CONSIGNE:
Transformez en liste le paragraphe du texte source qui commence par « Le comité a également invité ». Gardez chaque nom et chaque fonction.

TEXTE SOURCE:
Les résultats du recensement 2002 sont dévoilés aux journalistes à Ottawa.

Photo : La Presse canadienne / Fred Chartrand

Radio-Canada
Prenez note que cet article publié en 2010 pourrait contenir des informations qui ne sont plus à jour.

Le comité parlementaire de l'industrie se penchera dès mardi sur l'abolition du questionnaire long de recensement. Il entendra notamment le ministre de l'Industrie et le chef démissionnaire de Statistique Canada.

Le comité parlementaire de l'industrie, des sciences et de la technologie se penchera sur l'abolition du questionnaire long obligatoire de recensement dès mardi.

Il amorcera ses travaux avec deux témoignages importants : celui du ministre de l'Industrie, Tony Clement, et celui du directeur démissionnaire de Statistique Canada, Munir Sheikh. Le bureau du ministre a indiqué qu'il avait annulé une activité officielle au Nouveau-Brunswick, prévue lundi, afin de préparer sa comparution à Ottawa.

Le comité a également invité un ancien chef de l'agence, Ivan Fellegi, le président de la National citizens' coalition, Peter Coleman, une membre du conseil d'administration de l'organisation Inuit Tapiriit Kanatami, Elisapee Sheutiapik, ainsi que Martin Simard, professeur de géographie urbaine et régionale à l'Université du Québec à Chicoutimi.

Le ministre Clement, dont relève Statistique Canada, a rejeté les nombreuses voix l'appelant à revenir sur sa décision.

Il a affirmé que de nombreux Canadiens voyaient dans le questionnaire long une entrave à leur vie privée, répétant ainsi la position martelée par le gouvernement Harper depuis le début de la controverse. Nombre de citoyens se sont plaints, a-t-il soutenu, des peines d'emprisonnement et des amendes qu'encouraient ceux qui ne le remplissaient pas.

Plus tôt cette semaine, il avait laissé entendre que Statistique Canada soutenait la décision du gouvernement Harper. Le chef de l'agence a pourtant remis sa démission cette semaine, affirmant qu'une enquête volontaire ne pouvait remplacer un questionnaire obligatoire.

DONNÉES:
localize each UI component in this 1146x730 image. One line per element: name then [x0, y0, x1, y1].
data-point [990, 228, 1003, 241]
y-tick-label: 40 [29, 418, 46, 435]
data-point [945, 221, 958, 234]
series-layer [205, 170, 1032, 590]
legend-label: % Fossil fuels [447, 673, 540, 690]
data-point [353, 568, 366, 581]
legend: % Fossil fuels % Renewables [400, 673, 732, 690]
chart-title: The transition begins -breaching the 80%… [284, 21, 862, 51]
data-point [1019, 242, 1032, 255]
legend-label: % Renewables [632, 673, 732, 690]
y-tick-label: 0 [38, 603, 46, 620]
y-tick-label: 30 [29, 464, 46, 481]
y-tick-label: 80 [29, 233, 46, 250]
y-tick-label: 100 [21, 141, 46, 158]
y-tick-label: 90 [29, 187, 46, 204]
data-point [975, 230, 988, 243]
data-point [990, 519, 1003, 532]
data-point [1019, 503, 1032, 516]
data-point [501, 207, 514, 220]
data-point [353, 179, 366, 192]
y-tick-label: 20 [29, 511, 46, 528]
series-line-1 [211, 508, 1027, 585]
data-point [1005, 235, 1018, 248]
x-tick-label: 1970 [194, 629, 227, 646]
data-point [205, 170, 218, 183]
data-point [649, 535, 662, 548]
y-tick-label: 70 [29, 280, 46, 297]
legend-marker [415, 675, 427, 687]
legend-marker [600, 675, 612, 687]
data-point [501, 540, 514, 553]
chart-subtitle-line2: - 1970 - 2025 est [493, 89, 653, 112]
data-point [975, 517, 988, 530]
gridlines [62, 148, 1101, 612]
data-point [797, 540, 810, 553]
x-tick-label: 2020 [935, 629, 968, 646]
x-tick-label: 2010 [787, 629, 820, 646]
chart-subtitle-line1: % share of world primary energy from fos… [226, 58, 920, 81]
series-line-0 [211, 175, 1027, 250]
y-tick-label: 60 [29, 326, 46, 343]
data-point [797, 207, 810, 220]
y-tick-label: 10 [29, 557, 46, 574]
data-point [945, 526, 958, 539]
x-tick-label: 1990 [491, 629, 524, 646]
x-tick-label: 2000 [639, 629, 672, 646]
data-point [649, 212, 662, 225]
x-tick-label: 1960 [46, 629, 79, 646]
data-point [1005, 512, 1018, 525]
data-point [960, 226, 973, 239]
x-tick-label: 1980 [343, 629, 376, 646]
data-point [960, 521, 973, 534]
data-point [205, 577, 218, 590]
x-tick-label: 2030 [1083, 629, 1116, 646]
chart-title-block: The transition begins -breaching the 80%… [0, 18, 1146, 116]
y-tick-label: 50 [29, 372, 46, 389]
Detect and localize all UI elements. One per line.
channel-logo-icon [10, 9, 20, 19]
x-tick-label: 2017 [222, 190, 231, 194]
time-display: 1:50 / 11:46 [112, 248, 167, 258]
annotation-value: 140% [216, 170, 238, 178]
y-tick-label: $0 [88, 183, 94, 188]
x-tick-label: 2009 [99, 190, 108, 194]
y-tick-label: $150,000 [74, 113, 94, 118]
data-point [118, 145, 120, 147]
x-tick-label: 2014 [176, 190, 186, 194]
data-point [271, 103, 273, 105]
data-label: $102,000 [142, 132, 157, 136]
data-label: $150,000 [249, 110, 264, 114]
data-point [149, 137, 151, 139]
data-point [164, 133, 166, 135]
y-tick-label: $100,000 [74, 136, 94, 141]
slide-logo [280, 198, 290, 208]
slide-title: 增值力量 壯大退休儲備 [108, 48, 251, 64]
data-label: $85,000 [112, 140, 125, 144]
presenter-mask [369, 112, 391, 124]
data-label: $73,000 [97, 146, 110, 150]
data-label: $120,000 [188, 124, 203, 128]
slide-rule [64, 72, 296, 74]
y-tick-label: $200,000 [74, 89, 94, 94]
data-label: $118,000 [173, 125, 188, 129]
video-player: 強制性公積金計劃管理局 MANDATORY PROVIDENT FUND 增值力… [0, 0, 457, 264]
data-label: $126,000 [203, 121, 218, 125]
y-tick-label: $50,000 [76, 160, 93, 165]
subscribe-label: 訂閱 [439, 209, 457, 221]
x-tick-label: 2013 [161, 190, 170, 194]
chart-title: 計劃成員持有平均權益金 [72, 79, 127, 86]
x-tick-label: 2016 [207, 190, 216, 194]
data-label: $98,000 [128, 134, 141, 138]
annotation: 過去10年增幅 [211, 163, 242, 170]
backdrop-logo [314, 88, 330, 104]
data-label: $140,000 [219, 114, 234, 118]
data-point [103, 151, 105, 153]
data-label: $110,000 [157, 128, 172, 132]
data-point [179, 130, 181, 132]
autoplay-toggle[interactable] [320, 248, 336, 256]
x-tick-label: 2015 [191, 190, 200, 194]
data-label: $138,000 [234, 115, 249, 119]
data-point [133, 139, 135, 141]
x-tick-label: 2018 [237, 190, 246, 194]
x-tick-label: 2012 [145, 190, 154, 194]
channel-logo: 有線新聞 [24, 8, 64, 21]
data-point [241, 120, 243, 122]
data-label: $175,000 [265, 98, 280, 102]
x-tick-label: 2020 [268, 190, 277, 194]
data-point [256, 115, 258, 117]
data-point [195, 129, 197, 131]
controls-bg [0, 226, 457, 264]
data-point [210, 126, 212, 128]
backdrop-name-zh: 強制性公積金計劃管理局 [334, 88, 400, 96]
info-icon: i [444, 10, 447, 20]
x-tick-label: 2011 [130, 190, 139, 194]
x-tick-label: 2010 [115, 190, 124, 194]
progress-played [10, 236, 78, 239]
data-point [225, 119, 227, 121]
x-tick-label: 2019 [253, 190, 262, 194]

RÉPONSE:
Autres personnes invitées par le comité :
- Ivan Fellegi, ancien chef de l'agence
- Peter Coleman, président de la National citizens' coalition
- Elisapee Sheutiapik, membre du conseil d'administration de l'organisation Inuit Tapiriit Kanatami
- Martin Simard, professeur de géographie urbaine et régionale à l'Université du Québec à Chicoutimi